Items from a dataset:
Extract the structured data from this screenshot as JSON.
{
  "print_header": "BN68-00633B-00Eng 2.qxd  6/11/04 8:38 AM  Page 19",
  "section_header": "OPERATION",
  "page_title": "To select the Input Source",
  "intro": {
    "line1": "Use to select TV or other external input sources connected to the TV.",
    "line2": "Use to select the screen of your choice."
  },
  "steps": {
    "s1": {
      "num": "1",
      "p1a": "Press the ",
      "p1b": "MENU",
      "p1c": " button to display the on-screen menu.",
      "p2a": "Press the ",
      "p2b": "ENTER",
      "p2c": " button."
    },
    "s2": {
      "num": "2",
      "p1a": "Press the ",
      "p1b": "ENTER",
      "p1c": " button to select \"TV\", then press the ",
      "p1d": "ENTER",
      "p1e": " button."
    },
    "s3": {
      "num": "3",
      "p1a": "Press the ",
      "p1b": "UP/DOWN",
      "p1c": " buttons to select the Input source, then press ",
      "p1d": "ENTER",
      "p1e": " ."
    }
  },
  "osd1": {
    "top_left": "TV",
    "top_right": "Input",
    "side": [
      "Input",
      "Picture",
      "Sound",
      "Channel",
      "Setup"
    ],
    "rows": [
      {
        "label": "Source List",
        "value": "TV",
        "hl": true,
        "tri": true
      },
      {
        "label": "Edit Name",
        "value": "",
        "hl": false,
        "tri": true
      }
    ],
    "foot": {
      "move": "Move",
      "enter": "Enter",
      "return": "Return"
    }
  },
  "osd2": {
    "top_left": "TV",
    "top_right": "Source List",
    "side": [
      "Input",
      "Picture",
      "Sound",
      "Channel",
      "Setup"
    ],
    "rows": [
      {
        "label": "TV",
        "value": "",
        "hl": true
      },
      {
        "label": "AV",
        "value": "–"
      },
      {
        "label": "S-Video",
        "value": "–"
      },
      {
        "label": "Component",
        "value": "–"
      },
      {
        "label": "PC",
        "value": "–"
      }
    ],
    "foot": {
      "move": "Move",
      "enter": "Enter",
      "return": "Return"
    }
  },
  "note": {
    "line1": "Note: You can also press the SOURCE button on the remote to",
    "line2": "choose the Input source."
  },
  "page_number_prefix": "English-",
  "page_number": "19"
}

• Exercise objective
Output the entries verbatim.

• Reply
Extract the structured data from this screenshot as JSON.
{
  "print_header": "BN68-00633B-00Eng 2.qxd  6/11/04 8:38 AM  Page 19",
  "section_header": "OPERATION",
  "page_title": "To select the Input Source",
  "intro": {
    "line1": "Use to select TV or other external input sources connected to the TV.",
    "line2": "Use to select the screen of your choice."
  },
  "steps": {
    "s1": {
      "num": "1",
      "p1a": "Press the ",
      "p1b": "MENU",
      "p1c": " button to display the on-screen menu.",
      "p2a": "Press the ",
      "p2b": "ENTER",
      "p2c": " button."
    },
    "s2": {
      "num": "2",
      "p1a": "Press the ",
      "p1b": "ENTER",
      "p1c": " button to select \"TV\", then press the ",
      "p1d": "ENTER",
      "p1e": " button."
    },
    "s3": {
      "num": "3",
      "p1a": "Press the ",
      "p1b": "UP/DOWN",
      "p1c": " buttons to select the Input source, then press ",
      "p1d": "ENTER",
      "p1e": " ."
    }
  },
  "osd1": {
    "top_left": "TV",
    "top_right": "Input",
    "side": [
      "Input",
      "Picture",
      "Sound",
      "Channel",
      "Setup"
    ],
    "rows": [
      {
        "label": "Source List",
        "value": "TV",
        "hl": true,
        "tri": true
      },
      {
        "label": "Edit Name",
        "value": "",
        "hl": false,
        "tri": true
      }
    ],
    "foot": {
      "move": "Move",
      "enter": "Enter",
      "return": "Return"
    }
  },
  "osd2": {
    "top_left": "TV",
    "top_right": "Source List",
    "side": [
      "Input",
      "Picture",
      "Sound",
      "Channel",
      "Setup"
    ],
    "rows": [
      {
        "label": "TV",
        "value": "",
        "hl": true
      },
      {
        "label": "AV",
        "value": "–"
      },
      {
        "label": "S-Video",
        "value": "–"
      },
      {
        "label": "Component",
        "value": "–"
      },
      {
        "label": "PC",
        "value": "–"
      }
    ],
    "foot": {
      "move": "Move",
      "enter": "Enter",
      "return": "Return"
    }
  },
  "note": {
    "line1": "Note: You can also press the SOURCE button on the remote to",
    "line2": "choose the Input source."
  },
  "page_number_prefix": "English-",
  "page_number": "19"
}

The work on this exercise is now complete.